*** PROVIDED DATA ***
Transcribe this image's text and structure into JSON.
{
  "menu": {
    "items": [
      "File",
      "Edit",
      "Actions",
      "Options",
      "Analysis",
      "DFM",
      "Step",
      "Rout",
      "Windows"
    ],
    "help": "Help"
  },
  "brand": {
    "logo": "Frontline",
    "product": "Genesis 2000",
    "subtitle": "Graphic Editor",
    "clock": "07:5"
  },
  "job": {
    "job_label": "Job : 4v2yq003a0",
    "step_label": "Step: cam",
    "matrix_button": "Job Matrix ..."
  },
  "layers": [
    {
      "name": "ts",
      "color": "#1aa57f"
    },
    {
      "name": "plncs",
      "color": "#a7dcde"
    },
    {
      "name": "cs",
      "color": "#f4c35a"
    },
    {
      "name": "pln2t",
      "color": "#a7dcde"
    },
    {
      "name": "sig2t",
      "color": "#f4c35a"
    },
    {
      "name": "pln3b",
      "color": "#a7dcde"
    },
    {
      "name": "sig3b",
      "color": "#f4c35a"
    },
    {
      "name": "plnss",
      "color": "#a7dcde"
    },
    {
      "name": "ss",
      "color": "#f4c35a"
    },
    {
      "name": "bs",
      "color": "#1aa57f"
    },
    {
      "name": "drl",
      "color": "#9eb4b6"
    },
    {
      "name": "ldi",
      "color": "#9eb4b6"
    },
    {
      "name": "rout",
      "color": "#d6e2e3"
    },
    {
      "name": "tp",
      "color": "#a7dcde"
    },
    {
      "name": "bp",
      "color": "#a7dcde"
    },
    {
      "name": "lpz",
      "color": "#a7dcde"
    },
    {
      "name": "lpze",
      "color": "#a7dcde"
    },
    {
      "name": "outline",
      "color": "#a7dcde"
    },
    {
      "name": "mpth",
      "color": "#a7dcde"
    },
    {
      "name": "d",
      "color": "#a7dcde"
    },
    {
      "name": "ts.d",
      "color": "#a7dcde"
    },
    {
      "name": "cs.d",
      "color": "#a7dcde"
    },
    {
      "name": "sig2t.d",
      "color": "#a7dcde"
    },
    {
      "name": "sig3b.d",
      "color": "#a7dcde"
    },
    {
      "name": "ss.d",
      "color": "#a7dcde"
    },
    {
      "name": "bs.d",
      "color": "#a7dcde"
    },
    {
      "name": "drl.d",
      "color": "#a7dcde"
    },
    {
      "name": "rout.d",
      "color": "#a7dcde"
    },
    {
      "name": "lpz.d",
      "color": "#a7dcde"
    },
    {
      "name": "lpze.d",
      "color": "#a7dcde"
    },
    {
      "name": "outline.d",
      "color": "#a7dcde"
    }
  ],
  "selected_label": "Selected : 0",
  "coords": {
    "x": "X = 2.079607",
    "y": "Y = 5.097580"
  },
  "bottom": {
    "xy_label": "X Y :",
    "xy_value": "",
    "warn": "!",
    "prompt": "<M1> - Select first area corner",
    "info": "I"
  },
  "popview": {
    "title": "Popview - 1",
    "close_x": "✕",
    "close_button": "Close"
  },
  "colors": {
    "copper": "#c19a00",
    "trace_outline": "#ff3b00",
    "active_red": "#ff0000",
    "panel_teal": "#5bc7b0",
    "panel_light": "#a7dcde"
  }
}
*** End of PROVIDED DATA ***
#### WHAT IS REQUIRED
Each line of the data is to be transcribed exactly.

#### TASK RESPONSE
Transcribe this image's text and structure into JSON.
{
  "menu": {
    "items": [
      "File",
      "Edit",
      "Actions",
      "Options",
      "Analysis",
      "DFM",
      "Step",
      "Rout",
      "Windows"
    ],
    "help": "Help"
  },
  "brand": {
    "logo": "Frontline",
    "product": "Genesis 2000",
    "subtitle": "Graphic Editor",
    "clock": "07:5"
  },
  "job": {
    "job_label": "Job : 4v2yq003a0",
    "step_label": "Step: cam",
    "matrix_button": "Job Matrix ..."
  },
  "layers": [
    {
      "name": "ts",
      "color": "#1aa57f"
    },
    {
      "name": "plncs",
      "color": "#a7dcde"
    },
    {
      "name": "cs",
      "color": "#f4c35a"
    },
    {
      "name": "pln2t",
      "color": "#a7dcde"
    },
    {
      "name": "sig2t",
      "color": "#f4c35a"
    },
    {
      "name": "pln3b",
      "color": "#a7dcde"
    },
    {
      "name": "sig3b",
      "color": "#f4c35a"
    },
    {
      "name": "plnss",
      "color": "#a7dcde"
    },
    {
      "name": "ss",
      "color": "#f4c35a"
    },
    {
      "name": "bs",
      "color": "#1aa57f"
    },
    {
      "name": "drl",
      "color": "#9eb4b6"
    },
    {
      "name": "ldi",
      "color": "#9eb4b6"
    },
    {
      "name": "rout",
      "color": "#d6e2e3"
    },
    {
      "name": "tp",
      "color": "#a7dcde"
    },
    {
      "name": "bp",
      "color": "#a7dcde"
    },
    {
      "name": "lpz",
      "color": "#a7dcde"
    },
    {
      "name": "lpze",
      "color": "#a7dcde"
    },
    {
      "name": "outline",
      "color": "#a7dcde"
    },
    {
      "name": "mpth",
      "color": "#a7dcde"
    },
    {
      "name": "d",
      "color": "#a7dcde"
    },
    {
      "name": "ts.d",
      "color": "#a7dcde"
    },
    {
      "name": "cs.d",
      "color": "#a7dcde"
    },
    {
      "name": "sig2t.d",
      "color": "#a7dcde"
    },
    {
      "name": "sig3b.d",
      "color": "#a7dcde"
    },
    {
      "name": "ss.d",
      "color": "#a7dcde"
    },
    {
      "name": "bs.d",
      "color": "#a7dcde"
    },
    {
      "name": "drl.d",
      "color": "#a7dcde"
    },
    {
      "name": "rout.d",
      "color": "#a7dcde"
    },
    {
      "name": "lpz.d",
      "color": "#a7dcde"
    },
    {
      "name": "lpze.d",
      "color": "#a7dcde"
    },
    {
      "name": "outline.d",
      "color": "#a7dcde"
    }
  ],
  "selected_label": "Selected : 0",
  "coords": {
    "x": "X = 2.079607",
    "y": "Y = 5.097580"
  },
  "bottom": {
    "xy_label": "X Y :",
    "xy_value": "",
    "warn": "!",
    "prompt": "<M1> - Select first area corner",
    "info": "I"
  },
  "popview": {
    "title": "Popview - 1",
    "close_x": "✕",
    "close_button": "Close"
  },
  "colors": {
    "copper": "#c19a00",
    "trace_outline": "#ff3b00",
    "active_red": "#ff0000",
    "panel_teal": "#5bc7b0",
    "panel_light": "#a7dcde"
  }
}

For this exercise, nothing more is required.